■ WRITTEN PROBLEM
Say how many lines contain "name", using only the number.

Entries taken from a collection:
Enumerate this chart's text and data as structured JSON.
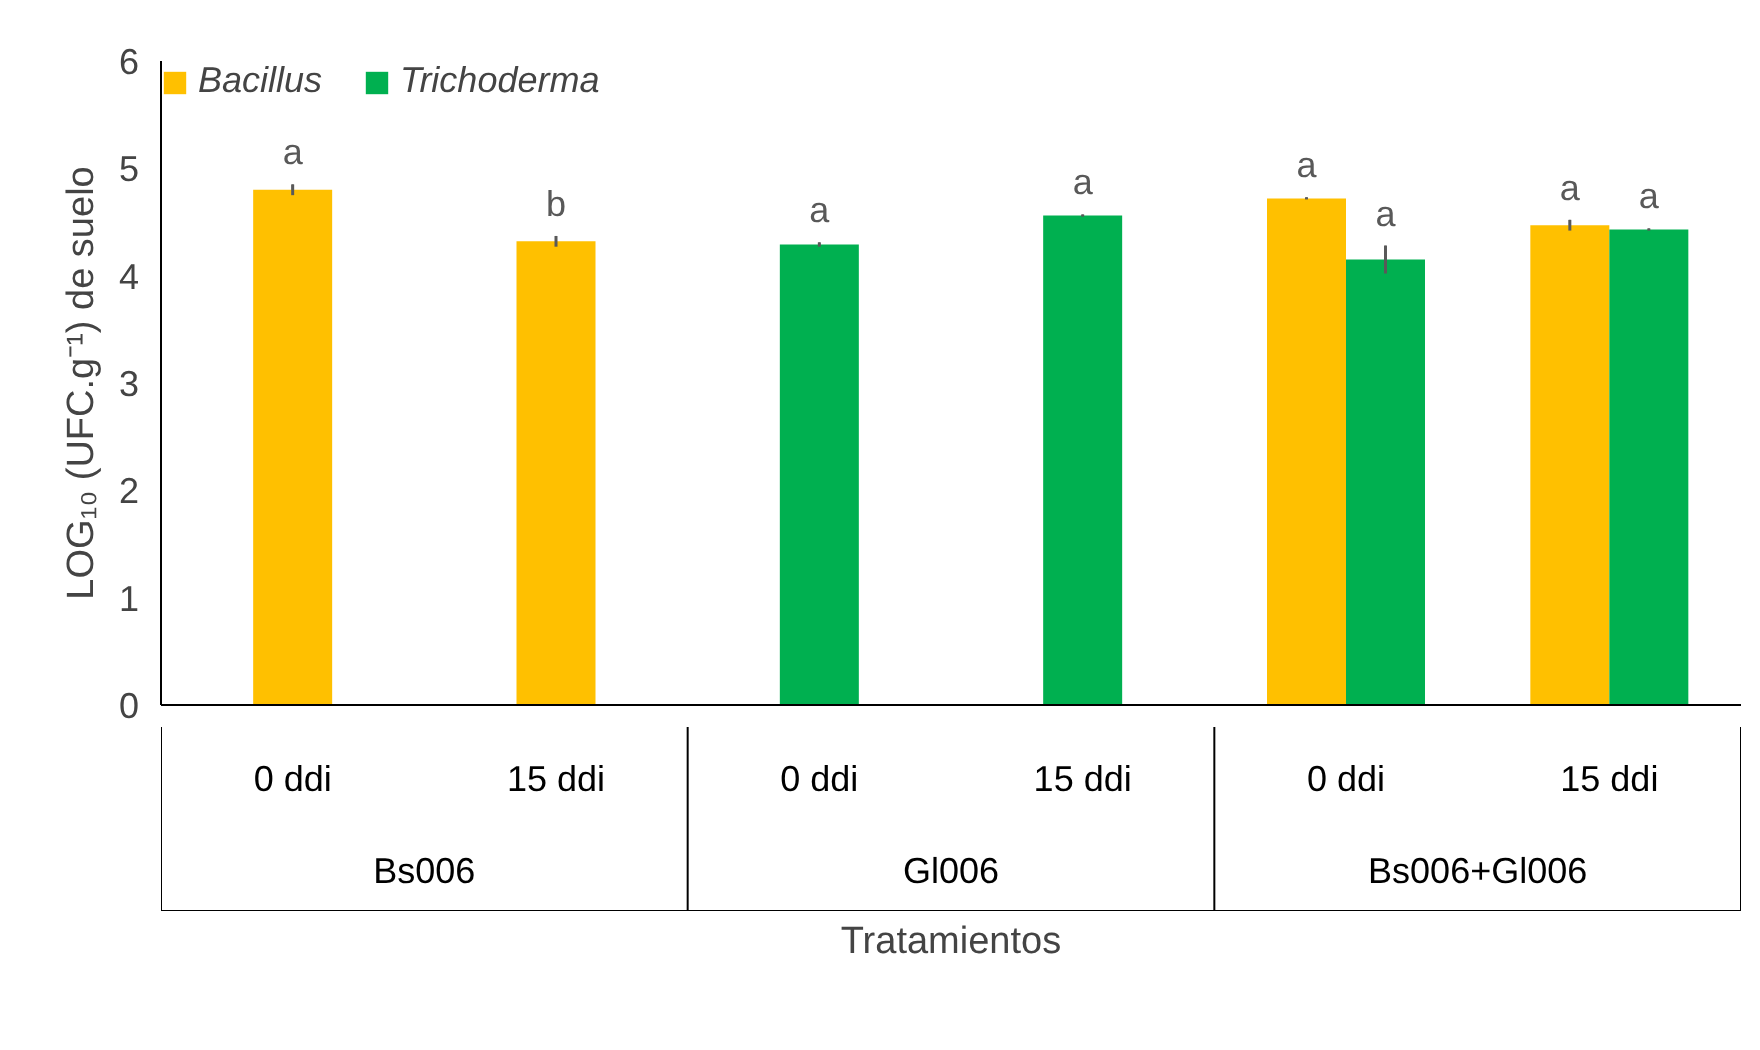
{
  "chart_data": {
    "type": "bar",
    "xlabel": "Tratamientos",
    "ylabel": "LOG₁₀ (UFC.g⁻¹) de suelo",
    "categories": [
      "0 ddi",
      "15 ddi",
      "0 ddi",
      "15 ddi",
      "0 ddi",
      "15 ddi"
    ],
    "annotations": [
      "Bs006",
      "Gl006",
      "Bs006+Gl006"
    ],
    "series": [
      {
        "name": "Bacillus",
        "color": "#ffc000",
        "values": [
          4.8,
          4.32,
          null,
          null,
          4.72,
          4.47
        ],
        "errors": [
          0.05,
          0.05,
          null,
          null,
          0.01,
          0.05
        ],
        "value_labels": [
          "a",
          "b",
          null,
          null,
          "a",
          "a"
        ]
      },
      {
        "name": "Trichoderma",
        "color": "#00b050",
        "values": [
          null,
          null,
          4.29,
          4.56,
          4.15,
          4.43
        ],
        "errors": [
          null,
          null,
          0.02,
          0.01,
          0.13,
          0.01
        ],
        "value_labels": [
          null,
          null,
          "a",
          "a",
          "a",
          "a"
        ]
      }
    ],
    "ylim": [
      0,
      6
    ],
    "yticks": [
      0,
      1,
      2,
      3,
      4,
      5,
      6
    ],
    "grid": false,
    "legend": "top left"
  }
}
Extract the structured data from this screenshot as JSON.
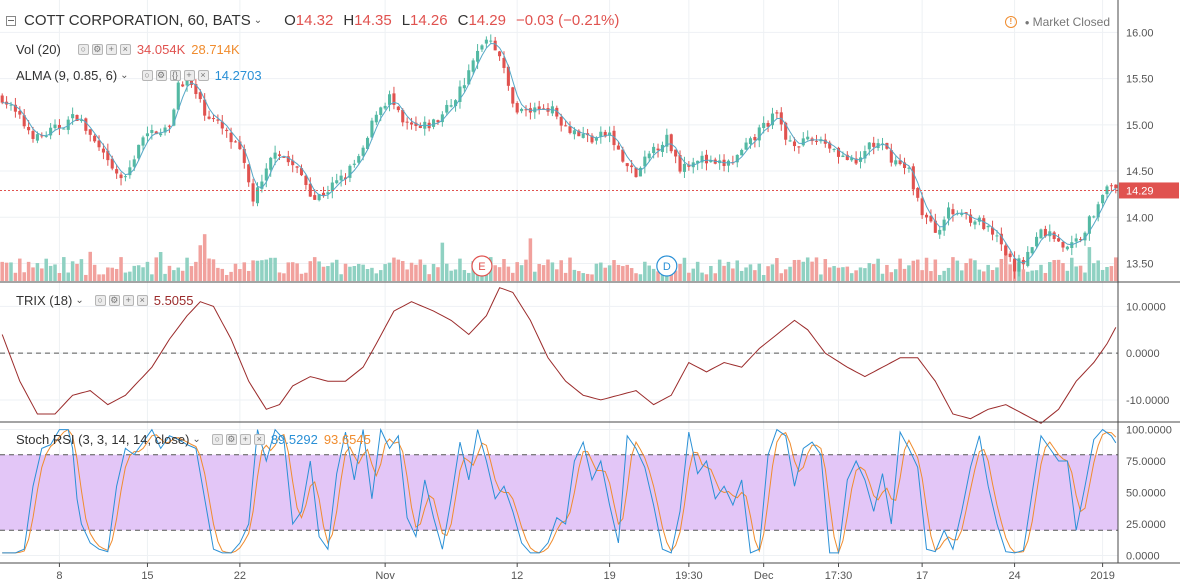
{
  "header": {
    "symbol": "COTT CORPORATION, 60, BATS",
    "open_label": "O",
    "open": "14.32",
    "high_label": "H",
    "high": "14.35",
    "low_label": "L",
    "low": "14.26",
    "close_label": "C",
    "close": "14.29",
    "change": "−0.03 (−0.21%)",
    "market_status": "Market Closed",
    "market_status_bullet": "●",
    "warning_icon": "!"
  },
  "indicators": {
    "vol": {
      "label": "Vol (20)",
      "value1": "34.054K",
      "value2": "28.714K"
    },
    "alma": {
      "label": "ALMA (9, 0.85, 6)",
      "value": "14.2703"
    },
    "trix": {
      "label": "TRIX (18)",
      "value": "5.5055"
    },
    "stoch": {
      "label": "Stoch RSI (3, 3, 14, 14, close)",
      "k": "89.5292",
      "d": "93.6545"
    }
  },
  "colors": {
    "up": "#53b9a3",
    "down": "#e0524f",
    "vol_up": "#8fd1c2",
    "vol_down": "#f1a19d",
    "alma": "#56a8c7",
    "trix": "#9b2b2b",
    "stoch_k": "#2a90d6",
    "stoch_d": "#f08c2e",
    "band": "#e3c6f7",
    "price_line": "#e0524f",
    "grid": "#eef1f4",
    "axis_text": "#555555",
    "header_up": "#e0524f"
  },
  "markers": [
    {
      "label": "E",
      "color": "#e0524f",
      "x_index": 109
    },
    {
      "label": "D",
      "color": "#2a90d6",
      "x_index": 151
    }
  ],
  "chart_data": {
    "type": "candlestick",
    "panes": [
      {
        "name": "price",
        "ylim": [
          13.3,
          16.35
        ],
        "ticks": [
          "16.00",
          "15.50",
          "15.00",
          "14.50",
          "14.00",
          "13.50"
        ],
        "tick_values": [
          16.0,
          15.5,
          15.0,
          14.5,
          14.0,
          13.5
        ],
        "last_price": 14.29,
        "last_price_label": "14.29"
      },
      {
        "name": "trix",
        "ylim": [
          -14.5,
          15
        ],
        "ticks": [
          "10.0000",
          "0.0000",
          "-10.0000"
        ],
        "tick_values": [
          10,
          0,
          -10
        ]
      },
      {
        "name": "stoch",
        "ylim": [
          -6,
          106
        ],
        "ticks": [
          "100.0000",
          "75.0000",
          "50.0000",
          "25.0000",
          "0.0000"
        ],
        "tick_values": [
          100,
          75,
          50,
          25,
          0
        ],
        "band": [
          20,
          80
        ]
      }
    ],
    "x_labels": [
      {
        "label": "8",
        "index": 13
      },
      {
        "label": "15",
        "index": 33
      },
      {
        "label": "22",
        "index": 54
      },
      {
        "label": "Nov",
        "index": 87
      },
      {
        "label": "12",
        "index": 117
      },
      {
        "label": "19",
        "index": 138
      },
      {
        "label": "19:30",
        "index": 156
      },
      {
        "label": "Dec",
        "index": 173
      },
      {
        "label": "17:30",
        "index": 190
      },
      {
        "label": "17",
        "index": 209
      },
      {
        "label": "24",
        "index": 230
      },
      {
        "label": "2019",
        "index": 250
      }
    ],
    "price_anchors": [
      [
        0,
        15.3
      ],
      [
        5,
        15.0
      ],
      [
        8,
        14.85
      ],
      [
        12,
        14.95
      ],
      [
        17,
        15.1
      ],
      [
        21,
        14.8
      ],
      [
        25,
        14.5
      ],
      [
        28,
        14.4
      ],
      [
        31,
        14.8
      ],
      [
        35,
        14.95
      ],
      [
        38,
        14.95
      ],
      [
        40,
        15.45
      ],
      [
        42,
        15.5
      ],
      [
        46,
        15.15
      ],
      [
        50,
        14.95
      ],
      [
        54,
        14.7
      ],
      [
        57,
        14.2
      ],
      [
        59,
        14.35
      ],
      [
        62,
        14.75
      ],
      [
        65,
        14.6
      ],
      [
        68,
        14.45
      ],
      [
        71,
        14.2
      ],
      [
        74,
        14.3
      ],
      [
        78,
        14.45
      ],
      [
        82,
        14.7
      ],
      [
        85,
        15.15
      ],
      [
        88,
        15.3
      ],
      [
        91,
        15.0
      ],
      [
        95,
        14.95
      ],
      [
        99,
        15.05
      ],
      [
        103,
        15.3
      ],
      [
        106,
        15.55
      ],
      [
        109,
        15.9
      ],
      [
        111,
        15.95
      ],
      [
        113,
        15.75
      ],
      [
        115,
        15.4
      ],
      [
        117,
        15.15
      ],
      [
        120,
        15.15
      ],
      [
        124,
        15.2
      ],
      [
        128,
        15.0
      ],
      [
        131,
        14.9
      ],
      [
        134,
        14.85
      ],
      [
        138,
        14.9
      ],
      [
        141,
        14.6
      ],
      [
        144,
        14.45
      ],
      [
        148,
        14.75
      ],
      [
        151,
        14.85
      ],
      [
        154,
        14.55
      ],
      [
        158,
        14.65
      ],
      [
        162,
        14.55
      ],
      [
        166,
        14.6
      ],
      [
        170,
        14.8
      ],
      [
        173,
        15.0
      ],
      [
        176,
        15.1
      ],
      [
        178,
        14.85
      ],
      [
        182,
        14.8
      ],
      [
        186,
        14.85
      ],
      [
        190,
        14.7
      ],
      [
        194,
        14.55
      ],
      [
        197,
        14.8
      ],
      [
        200,
        14.75
      ],
      [
        203,
        14.6
      ],
      [
        206,
        14.5
      ],
      [
        209,
        14.05
      ],
      [
        212,
        13.85
      ],
      [
        215,
        14.05
      ],
      [
        218,
        14.05
      ],
      [
        222,
        13.95
      ],
      [
        226,
        13.75
      ],
      [
        230,
        13.45
      ],
      [
        233,
        13.6
      ],
      [
        236,
        13.85
      ],
      [
        239,
        13.8
      ],
      [
        242,
        13.65
      ],
      [
        245,
        13.8
      ],
      [
        248,
        14.05
      ],
      [
        250,
        14.3
      ],
      [
        253,
        14.29
      ]
    ],
    "trix_anchors": [
      [
        0,
        4
      ],
      [
        4,
        -6
      ],
      [
        8,
        -13
      ],
      [
        12,
        -13
      ],
      [
        16,
        -9
      ],
      [
        20,
        -8
      ],
      [
        24,
        -11
      ],
      [
        28,
        -9
      ],
      [
        34,
        -3
      ],
      [
        38,
        3
      ],
      [
        42,
        8
      ],
      [
        45,
        11
      ],
      [
        48,
        10
      ],
      [
        52,
        3
      ],
      [
        56,
        -6
      ],
      [
        60,
        -12
      ],
      [
        63,
        -11
      ],
      [
        66,
        -7
      ],
      [
        70,
        -5
      ],
      [
        74,
        -6
      ],
      [
        78,
        -6
      ],
      [
        82,
        -3
      ],
      [
        85,
        2
      ],
      [
        89,
        9
      ],
      [
        93,
        11
      ],
      [
        98,
        9
      ],
      [
        102,
        7
      ],
      [
        106,
        4
      ],
      [
        110,
        8
      ],
      [
        113,
        14
      ],
      [
        116,
        13
      ],
      [
        120,
        7
      ],
      [
        124,
        -1
      ],
      [
        128,
        -6
      ],
      [
        132,
        -9
      ],
      [
        136,
        -10
      ],
      [
        140,
        -9
      ],
      [
        144,
        -8
      ],
      [
        148,
        -11
      ],
      [
        152,
        -9
      ],
      [
        156,
        -2
      ],
      [
        160,
        -4
      ],
      [
        164,
        -2
      ],
      [
        168,
        -3
      ],
      [
        172,
        1
      ],
      [
        176,
        4
      ],
      [
        180,
        7
      ],
      [
        183,
        5
      ],
      [
        187,
        0
      ],
      [
        192,
        -3
      ],
      [
        196,
        -5
      ],
      [
        200,
        -3
      ],
      [
        204,
        -1
      ],
      [
        208,
        -1
      ],
      [
        212,
        -6
      ],
      [
        216,
        -13
      ],
      [
        220,
        -14
      ],
      [
        224,
        -12
      ],
      [
        228,
        -11
      ],
      [
        232,
        -13
      ],
      [
        236,
        -15
      ],
      [
        240,
        -12
      ],
      [
        244,
        -6
      ],
      [
        248,
        -2
      ],
      [
        251,
        2
      ],
      [
        253,
        5.5
      ]
    ],
    "stoch_k_anchors": [
      [
        0,
        2
      ],
      [
        3,
        2
      ],
      [
        5,
        5
      ],
      [
        7,
        55
      ],
      [
        9,
        85
      ],
      [
        11,
        88
      ],
      [
        13,
        100
      ],
      [
        15,
        100
      ],
      [
        16,
        85
      ],
      [
        17,
        45
      ],
      [
        18,
        25
      ],
      [
        20,
        10
      ],
      [
        22,
        5
      ],
      [
        24,
        3
      ],
      [
        26,
        55
      ],
      [
        28,
        85
      ],
      [
        30,
        80
      ],
      [
        32,
        90
      ],
      [
        34,
        100
      ],
      [
        36,
        85
      ],
      [
        38,
        95
      ],
      [
        40,
        92
      ],
      [
        42,
        88
      ],
      [
        44,
        85
      ],
      [
        46,
        45
      ],
      [
        48,
        5
      ],
      [
        50,
        2
      ],
      [
        52,
        2
      ],
      [
        54,
        10
      ],
      [
        56,
        25
      ],
      [
        58,
        100
      ],
      [
        60,
        75
      ],
      [
        62,
        100
      ],
      [
        64,
        92
      ],
      [
        66,
        25
      ],
      [
        68,
        35
      ],
      [
        70,
        75
      ],
      [
        72,
        15
      ],
      [
        74,
        5
      ],
      [
        76,
        65
      ],
      [
        78,
        98
      ],
      [
        80,
        60
      ],
      [
        82,
        100
      ],
      [
        84,
        45
      ],
      [
        86,
        100
      ],
      [
        88,
        85
      ],
      [
        90,
        95
      ],
      [
        92,
        30
      ],
      [
        94,
        15
      ],
      [
        96,
        60
      ],
      [
        98,
        30
      ],
      [
        100,
        5
      ],
      [
        102,
        45
      ],
      [
        104,
        90
      ],
      [
        106,
        60
      ],
      [
        108,
        100
      ],
      [
        110,
        75
      ],
      [
        112,
        45
      ],
      [
        114,
        55
      ],
      [
        116,
        35
      ],
      [
        118,
        10
      ],
      [
        120,
        2
      ],
      [
        122,
        2
      ],
      [
        124,
        10
      ],
      [
        126,
        30
      ],
      [
        128,
        25
      ],
      [
        130,
        75
      ],
      [
        132,
        90
      ],
      [
        134,
        60
      ],
      [
        136,
        75
      ],
      [
        138,
        40
      ],
      [
        140,
        10
      ],
      [
        142,
        95
      ],
      [
        144,
        85
      ],
      [
        146,
        70
      ],
      [
        148,
        40
      ],
      [
        150,
        5
      ],
      [
        152,
        2
      ],
      [
        154,
        35
      ],
      [
        156,
        98
      ],
      [
        158,
        65
      ],
      [
        160,
        75
      ],
      [
        162,
        45
      ],
      [
        164,
        55
      ],
      [
        166,
        40
      ],
      [
        168,
        60
      ],
      [
        170,
        2
      ],
      [
        172,
        5
      ],
      [
        174,
        80
      ],
      [
        176,
        100
      ],
      [
        178,
        95
      ],
      [
        180,
        55
      ],
      [
        182,
        85
      ],
      [
        184,
        90
      ],
      [
        186,
        80
      ],
      [
        188,
        2
      ],
      [
        190,
        2
      ],
      [
        192,
        60
      ],
      [
        194,
        75
      ],
      [
        196,
        60
      ],
      [
        198,
        35
      ],
      [
        200,
        65
      ],
      [
        202,
        25
      ],
      [
        204,
        98
      ],
      [
        206,
        85
      ],
      [
        208,
        70
      ],
      [
        210,
        5
      ],
      [
        212,
        3
      ],
      [
        214,
        20
      ],
      [
        216,
        5
      ],
      [
        218,
        35
      ],
      [
        220,
        70
      ],
      [
        222,
        95
      ],
      [
        224,
        55
      ],
      [
        226,
        25
      ],
      [
        228,
        3
      ],
      [
        230,
        2
      ],
      [
        232,
        4
      ],
      [
        234,
        50
      ],
      [
        236,
        95
      ],
      [
        238,
        85
      ],
      [
        240,
        75
      ],
      [
        242,
        75
      ],
      [
        244,
        20
      ],
      [
        246,
        55
      ],
      [
        248,
        92
      ],
      [
        250,
        100
      ],
      [
        252,
        95
      ],
      [
        253,
        89.5
      ]
    ],
    "x_count": 254
  }
}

■ SOLVED EXERCISE
5